[Extracted records]
━━━━━━━━━━━━━━━━
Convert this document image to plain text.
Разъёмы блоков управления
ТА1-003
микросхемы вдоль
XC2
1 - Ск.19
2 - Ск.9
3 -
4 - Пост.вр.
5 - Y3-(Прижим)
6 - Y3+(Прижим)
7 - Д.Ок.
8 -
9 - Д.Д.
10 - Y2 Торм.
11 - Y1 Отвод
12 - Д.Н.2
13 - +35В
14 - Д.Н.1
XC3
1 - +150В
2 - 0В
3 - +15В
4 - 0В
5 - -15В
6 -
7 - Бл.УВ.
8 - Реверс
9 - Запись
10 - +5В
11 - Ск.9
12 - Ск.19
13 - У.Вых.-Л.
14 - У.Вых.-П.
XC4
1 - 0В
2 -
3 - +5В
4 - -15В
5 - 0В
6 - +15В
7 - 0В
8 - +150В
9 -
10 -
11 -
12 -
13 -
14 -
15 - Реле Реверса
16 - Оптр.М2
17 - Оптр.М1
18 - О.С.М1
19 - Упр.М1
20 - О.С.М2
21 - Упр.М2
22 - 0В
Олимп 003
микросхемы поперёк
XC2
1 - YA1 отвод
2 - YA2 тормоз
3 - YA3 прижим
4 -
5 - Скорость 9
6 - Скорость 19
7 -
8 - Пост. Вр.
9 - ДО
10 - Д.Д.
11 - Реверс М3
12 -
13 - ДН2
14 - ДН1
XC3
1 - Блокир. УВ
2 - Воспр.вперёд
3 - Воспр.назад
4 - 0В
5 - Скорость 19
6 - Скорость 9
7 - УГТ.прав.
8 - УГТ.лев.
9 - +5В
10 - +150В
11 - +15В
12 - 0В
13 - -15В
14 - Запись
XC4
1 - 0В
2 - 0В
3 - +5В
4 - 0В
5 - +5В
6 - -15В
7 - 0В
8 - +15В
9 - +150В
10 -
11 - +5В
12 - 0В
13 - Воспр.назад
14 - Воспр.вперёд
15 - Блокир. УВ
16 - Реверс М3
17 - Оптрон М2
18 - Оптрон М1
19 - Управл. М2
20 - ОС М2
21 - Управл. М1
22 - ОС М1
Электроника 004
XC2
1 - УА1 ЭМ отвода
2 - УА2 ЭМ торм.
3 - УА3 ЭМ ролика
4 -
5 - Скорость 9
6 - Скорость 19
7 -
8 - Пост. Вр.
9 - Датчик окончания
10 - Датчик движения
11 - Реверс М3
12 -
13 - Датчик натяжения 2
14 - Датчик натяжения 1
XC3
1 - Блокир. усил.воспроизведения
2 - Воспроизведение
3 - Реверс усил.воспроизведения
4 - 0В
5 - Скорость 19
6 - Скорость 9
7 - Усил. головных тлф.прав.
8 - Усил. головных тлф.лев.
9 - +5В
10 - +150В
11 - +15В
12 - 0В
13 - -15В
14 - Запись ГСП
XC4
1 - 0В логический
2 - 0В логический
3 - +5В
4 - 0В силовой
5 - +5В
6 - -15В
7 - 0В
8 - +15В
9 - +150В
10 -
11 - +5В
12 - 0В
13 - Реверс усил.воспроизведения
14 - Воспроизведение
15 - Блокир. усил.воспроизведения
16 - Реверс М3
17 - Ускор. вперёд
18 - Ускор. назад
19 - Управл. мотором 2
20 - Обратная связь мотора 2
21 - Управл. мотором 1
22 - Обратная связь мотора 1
━━━━━━━━━━━━━━━━
WHAT TO PRODUCE
Return all of the entries exactly as they were supplied.

SOLUTION TO THE PROBLEM
Convert this document image to plain text.
Разъёмы блоков управления
ТА1-003
микросхемы вдоль
XC2
1 - Ск.19
2 - Ск.9
3 -
4 - Пост.вр.
5 - Y3-(Прижим)
6 - Y3+(Прижим)
7 - Д.Ок.
8 -
9 - Д.Д.
10 - Y2 Торм.
11 - Y1 Отвод
12 - Д.Н.2
13 - +35В
14 - Д.Н.1
XC3
1 - +150В
2 - 0В
3 - +15В
4 - 0В
5 - -15В
6 -
7 - Бл.УВ.
8 - Реверс
9 - Запись
10 - +5В
11 - Ск.9
12 - Ск.19
13 - У.Вых.-Л.
14 - У.Вых.-П.
XC4
1 - 0В
2 -
3 - +5В
4 - -15В
5 - 0В
6 - +15В
7 - 0В
8 - +150В
9 -
10 -
11 -
12 -
13 -
14 -
15 - Реле Реверса
16 - Оптр.М2
17 - Оптр.М1
18 - О.С.М1
19 - Упр.М1
20 - О.С.М2
21 - Упр.М2
22 - 0В
Олимп 003
микросхемы поперёк
XC2
1 - YA1 отвод
2 - YA2 тормоз
3 - YA3 прижим
4 -
5 - Скорость 9
6 - Скорость 19
7 -
8 - Пост. Вр.
9 - ДО
10 - Д.Д.
11 - Реверс М3
12 -
13 - ДН2
14 - ДН1
XC3
1 - Блокир. УВ
2 - Воспр.вперёд
3 - Воспр.назад
4 - 0В
5 - Скорость 19
6 - Скорость 9
7 - УГТ.прав.
8 - УГТ.лев.
9 - +5В
10 - +150В
11 - +15В
12 - 0В
13 - -15В
14 - Запись
XC4
1 - 0В
2 - 0В
3 - +5В
4 - 0В
5 - +5В
6 - -15В
7 - 0В
8 - +15В
9 - +150В
10 -
11 - +5В
12 - 0В
13 - Воспр.назад
14 - Воспр.вперёд
15 - Блокир. УВ
16 - Реверс М3
17 - Оптрон М2
18 - Оптрон М1
19 - Управл. М2
20 - ОС М2
21 - Управл. М1
22 - ОС М1
Электроника 004
XC2
1 - УА1 ЭМ отвода
2 - УА2 ЭМ торм.
3 - УА3 ЭМ ролика
4 -
5 - Скорость 9
6 - Скорость 19
7 -
8 - Пост. Вр.
9 - Датчик окончания
10 - Датчик движения
11 - Реверс М3
12 -
13 - Датчик натяжения 2
14 - Датчик натяжения 1
XC3
1 - Блокир. усил.воспроизведения
2 - Воспроизведение
3 - Реверс усил.воспроизведения
4 - 0В
5 - Скорость 19
6 - Скорость 9
7 - Усил. головных тлф.прав.
8 - Усил. головных тлф.лев.
9 - +5В
10 - +150В
11 - +15В
12 - 0В
13 - -15В
14 - Запись ГСП
XC4
1 - 0В логический
2 - 0В логический
3 - +5В
4 - 0В силовой
5 - +5В
6 - -15В
7 - 0В
8 - +15В
9 - +150В
10 -
11 - +5В
12 - 0В
13 - Реверс усил.воспроизведения
14 - Воспроизведение
15 - Блокир. усил.воспроизведения
16 - Реверс М3
17 - Ускор. вперёд
18 - Ускор. назад
19 - Управл. мотором 2
20 - Обратная связь мотора 2
21 - Управл. мотором 1
22 - Обратная связь мотора 1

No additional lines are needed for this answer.